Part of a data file
__________
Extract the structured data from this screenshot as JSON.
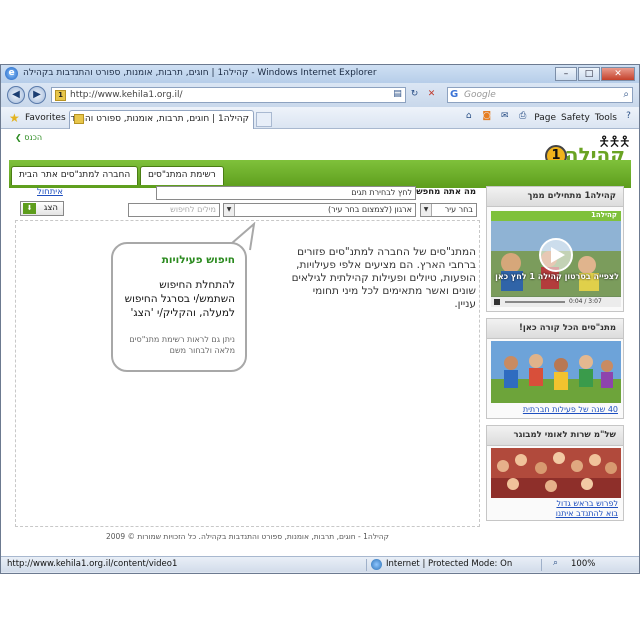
{
  "browser": {
    "window_title": "קהילה1 | חוגים, תרבות, אומנות, ספורט והתנדבות בקהילה - Windows Internet Explorer",
    "url": "http://www.kehila1.org.il/",
    "search_placeholder": "Google",
    "favorites_label": "Favorites",
    "tab_label": "קהילה1 | חוגים, תרבות, אומנות, ספורט והתנדבות...",
    "commands": [
      "Page",
      "Safety",
      "Tools"
    ],
    "help_icon": "help-icon"
  },
  "site": {
    "back_link": "הכנס",
    "logo_text": "קהילה",
    "logo_number": "1",
    "nav": {
      "tab_list": "רשימת המתנ\"סים",
      "tab_company": "החברה למתנ\"סים אתר הבית"
    },
    "search": {
      "question_label": "מה אתה מחפש?",
      "query_value": "לחץ לבחירת תגים",
      "city_select": "בחר עיר",
      "org_select": "ארגון (לצמצום בחר עיר)",
      "keywords_placeholder": "מילים לחיפוש",
      "cancel_link": "איתחול",
      "show_button": "הצג"
    },
    "bubble": {
      "title": "חיפוש פעילויות",
      "text": "להתחלת החיפוש השתמש/י בסרגל החיפוש למעלה, והקליק/י 'הצג'",
      "note": "ניתן גם לראות רשימת מתנ\"סים מלאה ולבחור משם"
    },
    "intro": "המתנ\"סים של החברה למתנ\"סים פזורים ברחבי הארץ. הם מציעים אלפי פעילויות, הופעות, טיולים ופעילות קהילתית לגילאים שונים ואשר מתאימים לכל מיני תחומי עניין.",
    "sidebar": {
      "box1": {
        "title": "קהילה1 מתחילים ממך",
        "video_caption": "לצפייה בסרטון קהילה 1 לחץ כאן",
        "video_time": "0:04 / 3:07",
        "logo_mini": "קהילה1"
      },
      "box2": {
        "title": "מתנ\"סים הכל קורה כאן!",
        "link": "40 שנה של פעילות חברתית"
      },
      "box3": {
        "title": "של\"מ שרות לאומי למבוגר",
        "link_line1": "לפרוש בראש גדול",
        "link_line2": "בוא להתנדב איתנו"
      }
    },
    "footer": "קהילה1 - חוגים, תרבות, אומנות, ספורט והתנדבות בקהילה. כל הזכויות שמורות © 2009"
  },
  "status": {
    "url": "http://www.kehila1.org.il/content/video1",
    "zone": "Internet | Protected Mode: On",
    "zoom": "100%"
  },
  "colors": {
    "brand_green": "#6aa323",
    "link_blue": "#1e4fbf",
    "logo_orange": "#f0b31c"
  }
}
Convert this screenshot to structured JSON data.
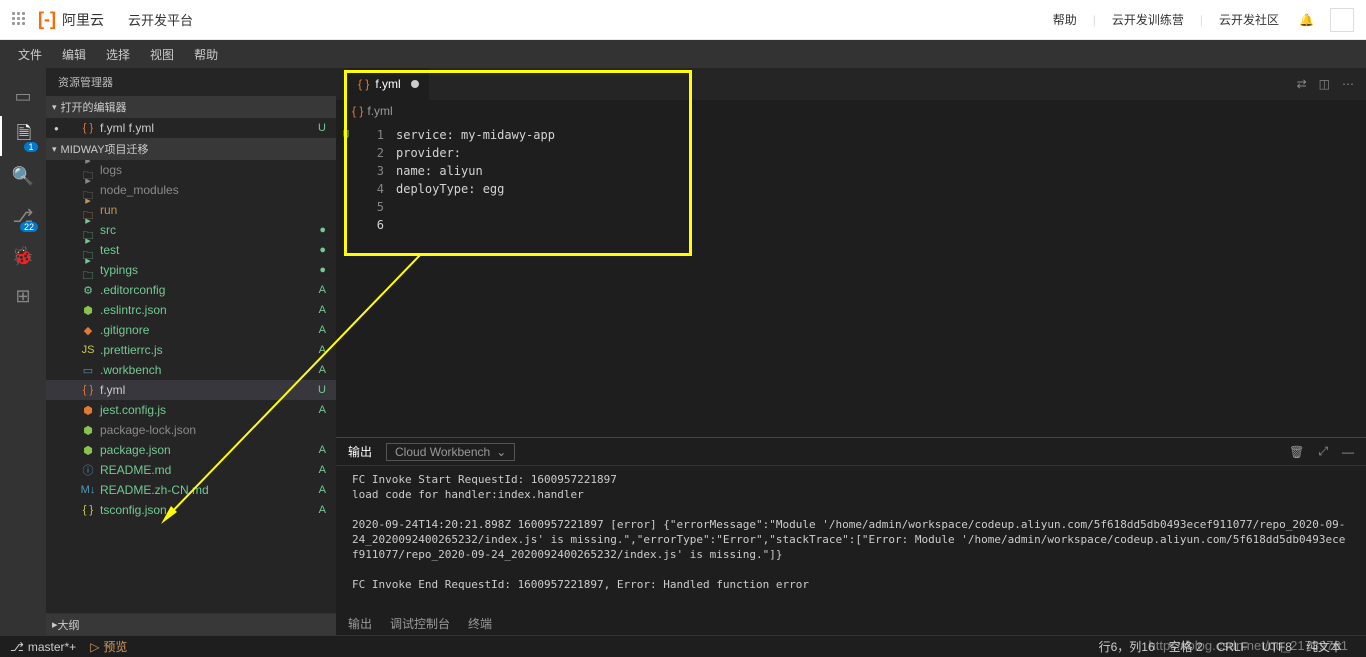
{
  "header": {
    "logo_symbol": "[-]",
    "logo_text": "阿里云",
    "platform": "云开发平台",
    "links": [
      "帮助",
      "云开发训练营",
      "云开发社区"
    ]
  },
  "menu": [
    "文件",
    "编辑",
    "选择",
    "视图",
    "帮助"
  ],
  "activity": {
    "badge1": "1",
    "badge2": "22"
  },
  "sidebar": {
    "title": "资源管理器",
    "open_editors": "打开的编辑器",
    "open_file": "f.yml f.yml",
    "open_status": "U",
    "project": "MIDWAY项目迁移",
    "outline": "大纲",
    "tree": [
      {
        "name": "logs",
        "type": "folder",
        "cls": "folder-icon txt-dim"
      },
      {
        "name": "node_modules",
        "type": "folder",
        "cls": "folder-icon txt-dim"
      },
      {
        "name": "run",
        "type": "folder",
        "cls": "folder-icon"
      },
      {
        "name": "src",
        "type": "folder",
        "cls": "green-fold txt-green",
        "status": "●"
      },
      {
        "name": "test",
        "type": "folder",
        "cls": "green-fold txt-green",
        "status": "●"
      },
      {
        "name": "typings",
        "type": "folder",
        "cls": "green-fold txt-green",
        "status": "●"
      },
      {
        "name": ".editorconfig",
        "type": "file",
        "cls": "txt-green",
        "icon": "⚙",
        "status": "A"
      },
      {
        "name": ".eslintrc.json",
        "type": "file",
        "cls": "txt-green",
        "icon": "⬢",
        "iconcls": "json-icon",
        "status": "A"
      },
      {
        "name": ".gitignore",
        "type": "file",
        "cls": "txt-green",
        "icon": "◆",
        "iconcls": "git-icon",
        "status": "A"
      },
      {
        "name": ".prettierrc.js",
        "type": "file",
        "cls": "txt-green",
        "icon": "JS",
        "iconcls": "js-icon",
        "status": "A"
      },
      {
        "name": ".workbench",
        "type": "file",
        "cls": "txt-green",
        "icon": "▭",
        "iconcls": "md-icon",
        "status": "A"
      },
      {
        "name": "f.yml",
        "type": "file",
        "cls": "",
        "icon": "{ }",
        "iconcls": "yml-icon",
        "status": "U",
        "sel": true
      },
      {
        "name": "jest.config.js",
        "type": "file",
        "cls": "txt-green",
        "icon": "⬢",
        "iconcls": "git-icon",
        "status": "A"
      },
      {
        "name": "package-lock.json",
        "type": "file",
        "cls": "txt-dim",
        "icon": "⬢",
        "iconcls": "json-icon"
      },
      {
        "name": "package.json",
        "type": "file",
        "cls": "txt-green",
        "icon": "⬢",
        "iconcls": "json-icon",
        "status": "A"
      },
      {
        "name": "README.md",
        "type": "file",
        "cls": "txt-green",
        "icon": "ⓘ",
        "iconcls": "md-icon",
        "status": "A"
      },
      {
        "name": "README.zh-CN.md",
        "type": "file",
        "cls": "txt-green",
        "icon": "M↓",
        "iconcls": "md-icon",
        "status": "A"
      },
      {
        "name": "tsconfig.json",
        "type": "file",
        "cls": "txt-green",
        "icon": "{ }",
        "iconcls": "js-icon",
        "status": "A"
      }
    ]
  },
  "editor": {
    "tab_name": "f.yml",
    "breadcrumb": "f.yml",
    "gutter_marker": "U",
    "code": [
      "service: my-midawy-app",
      "",
      "provider:",
      "  name: aliyun",
      "",
      "deployType: egg"
    ]
  },
  "panel": {
    "tab_output": "输出",
    "dropdown": "Cloud Workbench",
    "lines": [
      "FC Invoke Start RequestId: 1600957221897",
      "load code for handler:index.handler",
      "",
      "2020-09-24T14:20:21.898Z 1600957221897 [error] {\"errorMessage\":\"Module '/home/admin/workspace/codeup.aliyun.com/5f618dd5db0493ecef911077/repo_2020-09-24_2020092400265232/index.js' is missing.\",\"errorType\":\"Error\",\"stackTrace\":[\"Error: Module '/home/admin/workspace/codeup.aliyun.com/5f618dd5db0493ecef911077/repo_2020-09-24_2020092400265232/index.js' is missing.\"]}",
      "",
      "FC Invoke End RequestId: 1600957221897, Error: Handled function error"
    ],
    "bottom_tabs": [
      "输出",
      "调试控制台",
      "终端"
    ]
  },
  "status": {
    "branch": "master*+",
    "preview": "预览",
    "pos": "行6，列16",
    "spaces": "空格 2",
    "crlf": "CRLF",
    "enc": "UTF8",
    "mode": "纯文本"
  },
  "watermark": "https://blog.csdn.net/qq_21739761"
}
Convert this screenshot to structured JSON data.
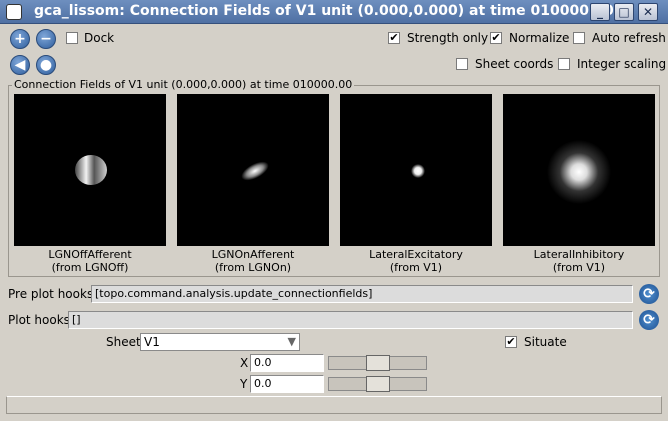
{
  "window": {
    "title": "gca_lissom: Connection Fields of V1 unit (0.000,0.000) at time 010000.00",
    "minimize": "_",
    "maximize": "□",
    "close": "✕"
  },
  "toolbar": {
    "zoom_in": "+",
    "zoom_out": "−",
    "back": "◀",
    "forward": "●",
    "dock_label": "Dock",
    "dock_checked": false,
    "strength_only_label": "Strength only",
    "strength_only_checked": true,
    "normalize_label": "Normalize",
    "normalize_checked": true,
    "auto_refresh_label": "Auto refresh",
    "auto_refresh_checked": false,
    "sheet_coords_label": "Sheet coords",
    "sheet_coords_checked": false,
    "integer_scaling_label": "Integer scaling",
    "integer_scaling_checked": false
  },
  "group": {
    "title": "Connection Fields of V1 unit (0.000,0.000) at time 010000.00"
  },
  "plots": [
    {
      "line1": "LGNOffAfferent",
      "line2": "(from LGNOff)"
    },
    {
      "line1": "LGNOnAfferent",
      "line2": "(from LGNOn)"
    },
    {
      "line1": "LateralExcitatory",
      "line2": "(from V1)"
    },
    {
      "line1": "LateralInhibitory",
      "line2": "(from V1)"
    }
  ],
  "hooks": {
    "pre_label": "Pre plot hooks",
    "pre_value": "[topo.command.analysis.update_connectionfields]",
    "plot_label": "Plot hooks",
    "plot_value": "[]"
  },
  "controls": {
    "sheet_label": "Sheet",
    "sheet_value": "V1",
    "situate_label": "Situate",
    "situate_checked": true,
    "x_label": "X",
    "x_value": "0.0",
    "x_slider": 0.5,
    "y_label": "Y",
    "y_value": "0.0",
    "y_slider": 0.5
  },
  "icons": {
    "check": "✔",
    "refresh": "⟳",
    "dropdown": "▼"
  }
}
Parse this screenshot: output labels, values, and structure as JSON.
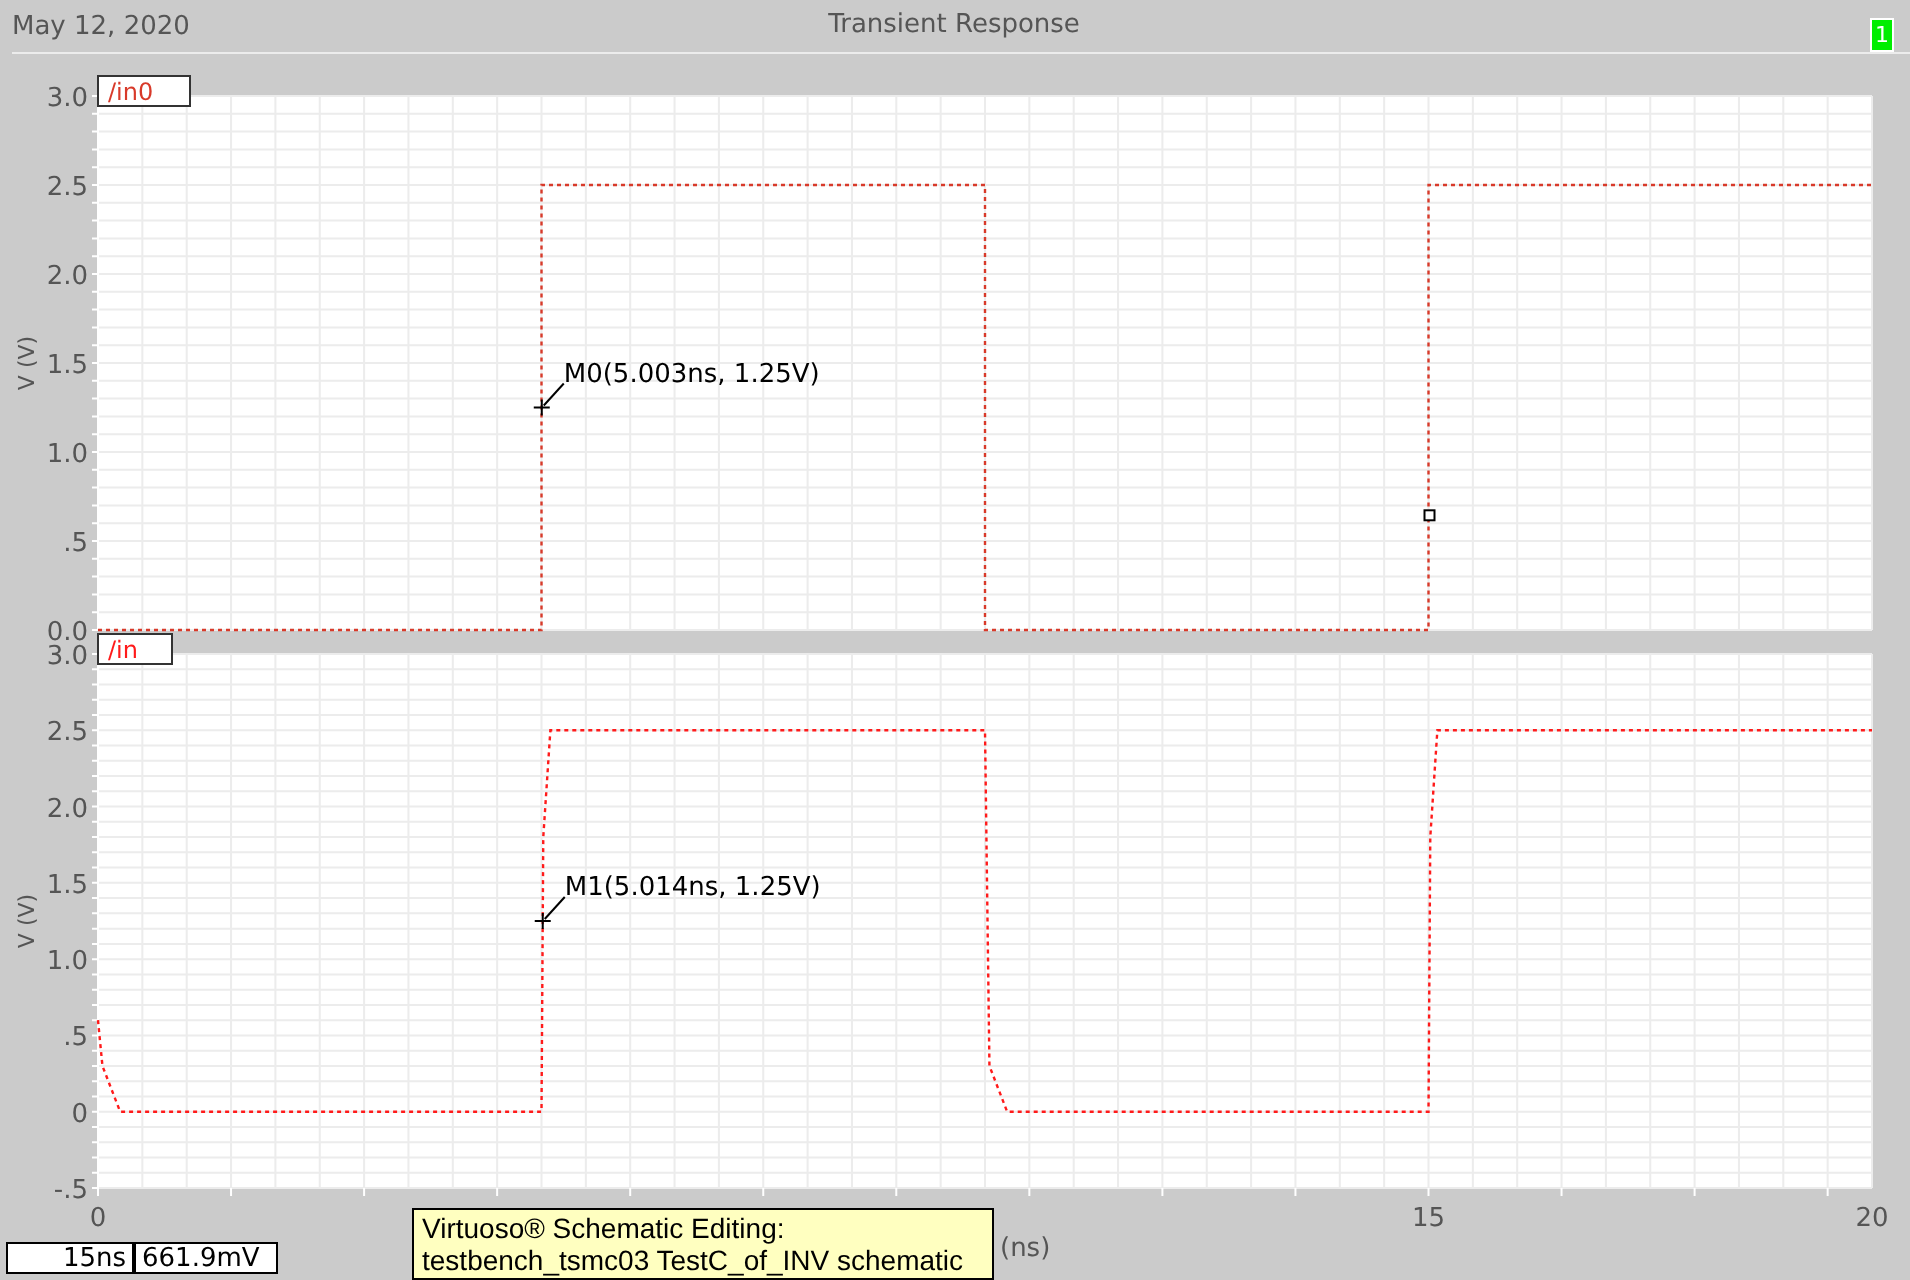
{
  "header": {
    "date": "May 12, 2020",
    "title": "Transient Response",
    "badge": "1"
  },
  "plots": [
    {
      "chart_data": {
        "type": "line",
        "grid": true,
        "ylabel": "V (V)",
        "xlim": [
          0,
          20
        ],
        "ylim": [
          0,
          3
        ],
        "x": [
          0,
          5,
          5,
          10,
          10,
          15,
          15,
          20
        ],
        "series": [
          {
            "name": "/in0",
            "color": "#d83a2a",
            "line_style": "dotted",
            "values": [
              0,
              0,
              2.5,
              2.5,
              0,
              0,
              2.5,
              2.5
            ]
          }
        ],
        "yticks": [
          {
            "value": 0,
            "label": "0.0"
          },
          {
            "value": 0.5,
            "label": ".5"
          },
          {
            "value": 1,
            "label": "1.0"
          },
          {
            "value": 1.5,
            "label": "1.5"
          },
          {
            "value": 2,
            "label": "2.0"
          },
          {
            "value": 2.5,
            "label": "2.5"
          },
          {
            "value": 3,
            "label": "3.0"
          }
        ],
        "annotations": [
          {
            "text": "M0(5.003ns, 1.25V)",
            "x": 5.003,
            "y": 1.25
          }
        ]
      }
    },
    {
      "chart_data": {
        "type": "line",
        "grid": true,
        "ylabel": "V (V)",
        "xlabel": "(ns)",
        "xlim": [
          0,
          20
        ],
        "ylim": [
          -0.5,
          3
        ],
        "x": [
          0,
          0.05,
          0.25,
          5,
          5.02,
          5.1,
          10,
          10.05,
          10.25,
          15,
          15.02,
          15.1,
          20
        ],
        "series": [
          {
            "name": "/in",
            "color": "#ff1a1a",
            "line_style": "dotted",
            "values": [
              0.6,
              0.3,
              0,
              0,
              1.8,
              2.5,
              2.5,
              0.3,
              0,
              0,
              1.8,
              2.5,
              2.5
            ]
          }
        ],
        "xticks": [
          0,
          15,
          20
        ],
        "yticks": [
          {
            "value": -0.5,
            "label": "-.5"
          },
          {
            "value": 0,
            "label": "0"
          },
          {
            "value": 0.5,
            "label": ".5"
          },
          {
            "value": 1,
            "label": "1.0"
          },
          {
            "value": 1.5,
            "label": "1.5"
          },
          {
            "value": 2,
            "label": "2.0"
          },
          {
            "value": 2.5,
            "label": "2.5"
          },
          {
            "value": 3,
            "label": "3.0"
          }
        ],
        "annotations": [
          {
            "text": "M1(5.014ns, 1.25V)",
            "x": 5.014,
            "y": 1.25
          }
        ]
      }
    }
  ],
  "readouts": [
    "15ns",
    "661.9mV"
  ],
  "tooltip": {
    "lines": [
      "Virtuoso® Schematic Editing:",
      "testbench_tsmc03 TestC_of_INV schematic"
    ]
  }
}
__________
* [PROBLEM REQUIREMENTS]: Report the number of lines that include the string "בקהילה"; return nothing but the count.

* [TASK ANSWER]: 2